Given task: The entries below contain pictures. Retype everything except those pictures, exactly as given.

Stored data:
::::::
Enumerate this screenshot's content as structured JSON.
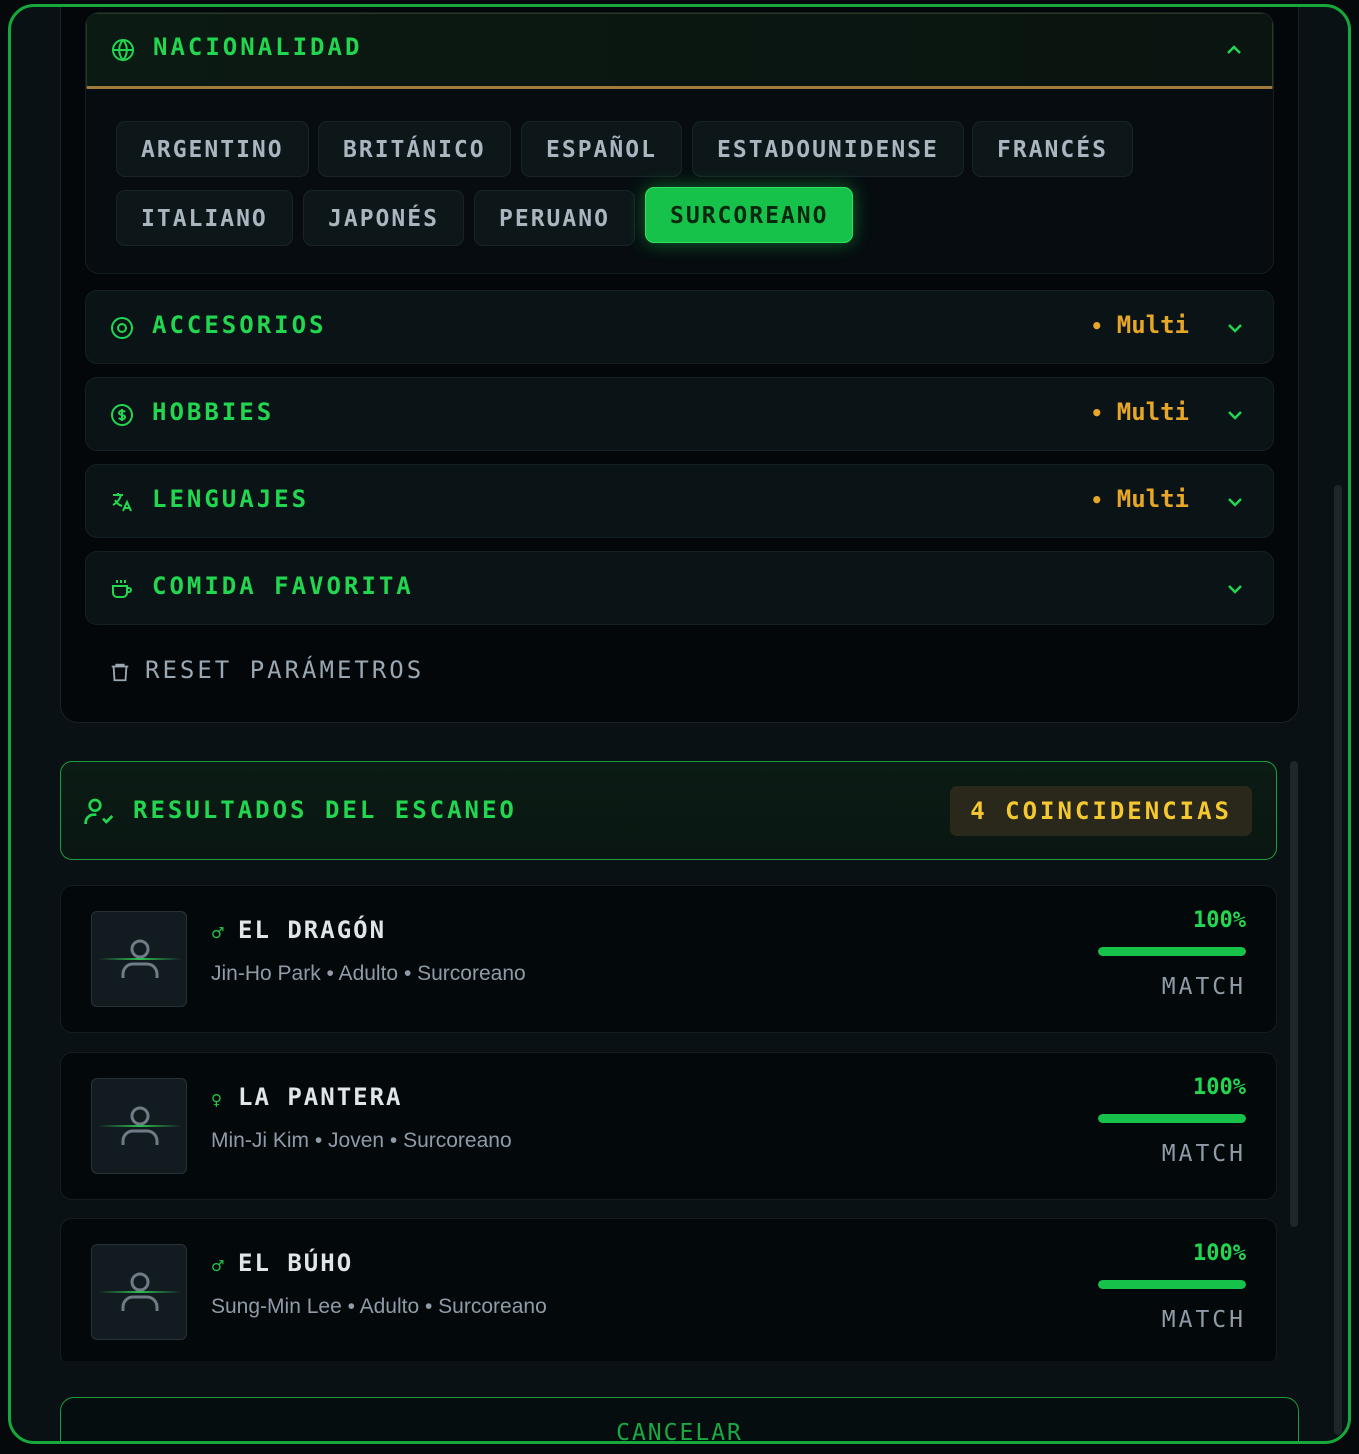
{
  "nationality": {
    "title": "NACIONALIDAD",
    "options": [
      "ARGENTINO",
      "BRITÁNICO",
      "ESPAÑOL",
      "ESTADOUNIDENSE",
      "FRANCÉS",
      "ITALIANO",
      "JAPONÉS",
      "PERUANO",
      "SURCOREANO"
    ],
    "selected": "SURCOREANO"
  },
  "sections": [
    {
      "title": "ACCESORIOS",
      "icon": "target-icon",
      "badge": "Multi"
    },
    {
      "title": "HOBBIES",
      "icon": "coin-icon",
      "badge": "Multi"
    },
    {
      "title": "LENGUAJES",
      "icon": "translate-icon",
      "badge": "Multi"
    },
    {
      "title": "COMIDA FAVORITA",
      "icon": "coffee-cup-icon",
      "badge": ""
    }
  ],
  "reset_label": "RESET PARÁMETROS",
  "results": {
    "title": "RESULTADOS DEL ESCANEO",
    "count_label": "4 COINCIDENCIAS",
    "items": [
      {
        "gender": "♂",
        "alias": "EL DRAGÓN",
        "meta": "Jin-Ho Park • Adulto • Surcoreano",
        "percent": "100%",
        "match_label": "MATCH",
        "fill": 1.0
      },
      {
        "gender": "♀",
        "alias": "LA PANTERA",
        "meta": "Min-Ji Kim • Joven • Surcoreano",
        "percent": "100%",
        "match_label": "MATCH",
        "fill": 1.0
      },
      {
        "gender": "♂",
        "alias": "EL BÚHO",
        "meta": "Sung-Min Lee • Adulto • Surcoreano",
        "percent": "100%",
        "match_label": "MATCH",
        "fill": 1.0
      }
    ]
  },
  "cancel_label": "CANCELAR",
  "colors": {
    "accent": "#22d650",
    "badge": "#e7a628",
    "count": "#f4c830"
  }
}
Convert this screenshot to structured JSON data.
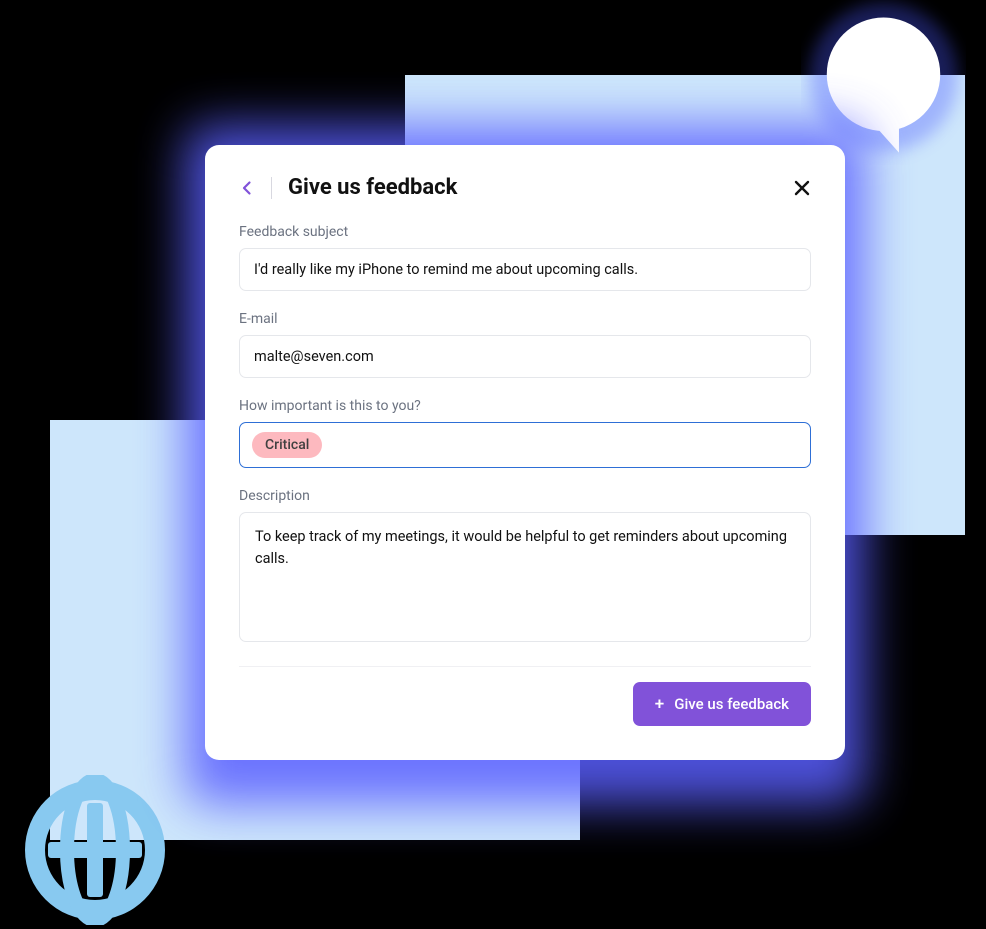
::::::
Task result:
Enumerate this screenshot's content as structured JSON.
{
  "nationality": {
    "title": "NACIONALIDAD",
    "options": [
      "ARGENTINO",
      "BRITÁNICO",
      "ESPAÑOL",
      "ESTADOUNIDENSE",
      "FRANCÉS",
      "ITALIANO",
      "JAPONÉS",
      "PERUANO",
      "SURCOREANO"
    ],
    "selected": "SURCOREANO"
  },
  "sections": [
    {
      "title": "ACCESORIOS",
      "icon": "target-icon",
      "badge": "Multi"
    },
    {
      "title": "HOBBIES",
      "icon": "coin-icon",
      "badge": "Multi"
    },
    {
      "title": "LENGUAJES",
      "icon": "translate-icon",
      "badge": "Multi"
    },
    {
      "title": "COMIDA FAVORITA",
      "icon": "coffee-cup-icon",
      "badge": ""
    }
  ],
  "reset_label": "RESET PARÁMETROS",
  "results": {
    "title": "RESULTADOS DEL ESCANEO",
    "count_label": "4 COINCIDENCIAS",
    "items": [
      {
        "gender": "♂",
        "alias": "EL DRAGÓN",
        "meta": "Jin-Ho Park • Adulto • Surcoreano",
        "percent": "100%",
        "match_label": "MATCH",
        "fill": 1.0
      },
      {
        "gender": "♀",
        "alias": "LA PANTERA",
        "meta": "Min-Ji Kim • Joven • Surcoreano",
        "percent": "100%",
        "match_label": "MATCH",
        "fill": 1.0
      },
      {
        "gender": "♂",
        "alias": "EL BÚHO",
        "meta": "Sung-Min Lee • Adulto • Surcoreano",
        "percent": "100%",
        "match_label": "MATCH",
        "fill": 1.0
      }
    ]
  },
  "cancel_label": "CANCELAR",
  "colors": {
    "accent": "#22d650",
    "badge": "#e7a628",
    "count": "#f4c830"
  }
}
Convert this screenshot to structured JSON data.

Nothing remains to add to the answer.